**GIVEN PROBLEM**
Identify the lines in the data below that contain "Земля" and give only how many there are.

[BEGIN]

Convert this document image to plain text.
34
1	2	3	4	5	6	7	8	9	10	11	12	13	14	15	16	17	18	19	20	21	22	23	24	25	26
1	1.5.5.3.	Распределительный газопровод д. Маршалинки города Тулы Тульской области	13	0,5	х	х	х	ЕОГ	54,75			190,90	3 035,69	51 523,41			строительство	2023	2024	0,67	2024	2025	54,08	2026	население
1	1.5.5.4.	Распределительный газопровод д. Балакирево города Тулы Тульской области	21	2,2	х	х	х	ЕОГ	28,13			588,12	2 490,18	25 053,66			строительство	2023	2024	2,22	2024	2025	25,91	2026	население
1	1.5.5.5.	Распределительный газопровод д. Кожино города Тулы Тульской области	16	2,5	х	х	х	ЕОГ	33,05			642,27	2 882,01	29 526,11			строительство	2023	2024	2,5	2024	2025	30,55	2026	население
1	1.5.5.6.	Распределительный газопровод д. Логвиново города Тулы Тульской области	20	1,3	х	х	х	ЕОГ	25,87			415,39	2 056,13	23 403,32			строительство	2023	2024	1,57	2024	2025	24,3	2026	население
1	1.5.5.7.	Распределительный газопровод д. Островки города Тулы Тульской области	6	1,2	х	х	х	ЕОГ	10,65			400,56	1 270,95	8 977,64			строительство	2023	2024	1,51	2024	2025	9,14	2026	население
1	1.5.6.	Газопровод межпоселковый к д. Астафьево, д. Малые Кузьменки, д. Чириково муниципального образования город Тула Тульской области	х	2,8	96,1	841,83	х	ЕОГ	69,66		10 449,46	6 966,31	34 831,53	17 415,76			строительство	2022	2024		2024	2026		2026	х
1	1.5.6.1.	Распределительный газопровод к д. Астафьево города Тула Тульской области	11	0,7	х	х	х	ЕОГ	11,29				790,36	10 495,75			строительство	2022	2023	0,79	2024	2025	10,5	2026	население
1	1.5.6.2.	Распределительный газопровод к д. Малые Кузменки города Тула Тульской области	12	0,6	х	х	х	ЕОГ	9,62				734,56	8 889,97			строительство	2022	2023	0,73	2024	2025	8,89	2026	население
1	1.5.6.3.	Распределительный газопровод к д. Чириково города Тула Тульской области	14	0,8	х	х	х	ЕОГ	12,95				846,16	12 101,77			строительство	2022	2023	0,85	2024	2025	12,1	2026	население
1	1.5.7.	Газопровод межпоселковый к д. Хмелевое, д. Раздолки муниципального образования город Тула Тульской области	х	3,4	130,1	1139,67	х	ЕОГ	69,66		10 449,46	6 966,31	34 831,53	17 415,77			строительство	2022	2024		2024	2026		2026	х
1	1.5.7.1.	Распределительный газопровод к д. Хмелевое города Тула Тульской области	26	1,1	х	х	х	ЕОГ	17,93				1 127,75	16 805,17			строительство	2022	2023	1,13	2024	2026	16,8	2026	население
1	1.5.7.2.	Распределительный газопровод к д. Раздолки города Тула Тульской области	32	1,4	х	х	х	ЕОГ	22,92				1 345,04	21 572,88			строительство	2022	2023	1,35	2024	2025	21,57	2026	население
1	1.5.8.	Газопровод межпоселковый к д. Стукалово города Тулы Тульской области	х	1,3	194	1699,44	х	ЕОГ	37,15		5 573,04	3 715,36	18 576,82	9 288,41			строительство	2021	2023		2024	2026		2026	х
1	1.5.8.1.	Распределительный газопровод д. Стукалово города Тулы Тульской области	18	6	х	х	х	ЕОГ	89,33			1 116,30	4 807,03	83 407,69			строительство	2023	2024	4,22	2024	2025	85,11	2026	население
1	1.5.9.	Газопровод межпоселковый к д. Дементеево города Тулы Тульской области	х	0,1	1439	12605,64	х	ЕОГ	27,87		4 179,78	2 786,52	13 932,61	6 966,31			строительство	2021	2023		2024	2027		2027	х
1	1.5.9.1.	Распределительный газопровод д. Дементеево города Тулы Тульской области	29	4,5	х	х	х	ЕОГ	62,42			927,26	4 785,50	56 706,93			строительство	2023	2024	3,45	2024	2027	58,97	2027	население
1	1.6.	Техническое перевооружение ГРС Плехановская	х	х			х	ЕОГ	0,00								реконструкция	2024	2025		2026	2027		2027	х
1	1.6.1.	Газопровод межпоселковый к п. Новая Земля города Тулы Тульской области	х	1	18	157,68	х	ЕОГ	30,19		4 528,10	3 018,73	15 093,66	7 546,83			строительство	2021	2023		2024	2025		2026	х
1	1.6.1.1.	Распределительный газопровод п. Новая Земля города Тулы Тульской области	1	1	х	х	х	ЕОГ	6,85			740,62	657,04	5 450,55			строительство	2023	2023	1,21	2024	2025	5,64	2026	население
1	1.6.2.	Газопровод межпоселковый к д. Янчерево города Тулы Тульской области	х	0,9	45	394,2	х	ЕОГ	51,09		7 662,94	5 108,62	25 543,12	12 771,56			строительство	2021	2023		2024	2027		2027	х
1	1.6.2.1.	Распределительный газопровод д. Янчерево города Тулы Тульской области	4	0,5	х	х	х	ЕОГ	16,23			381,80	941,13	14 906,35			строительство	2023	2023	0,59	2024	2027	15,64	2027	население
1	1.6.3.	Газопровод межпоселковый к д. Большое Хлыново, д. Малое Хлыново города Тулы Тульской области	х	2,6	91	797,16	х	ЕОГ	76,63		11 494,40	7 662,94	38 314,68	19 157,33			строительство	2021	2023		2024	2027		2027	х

[END]

**EXERCISE OUTPUT**
2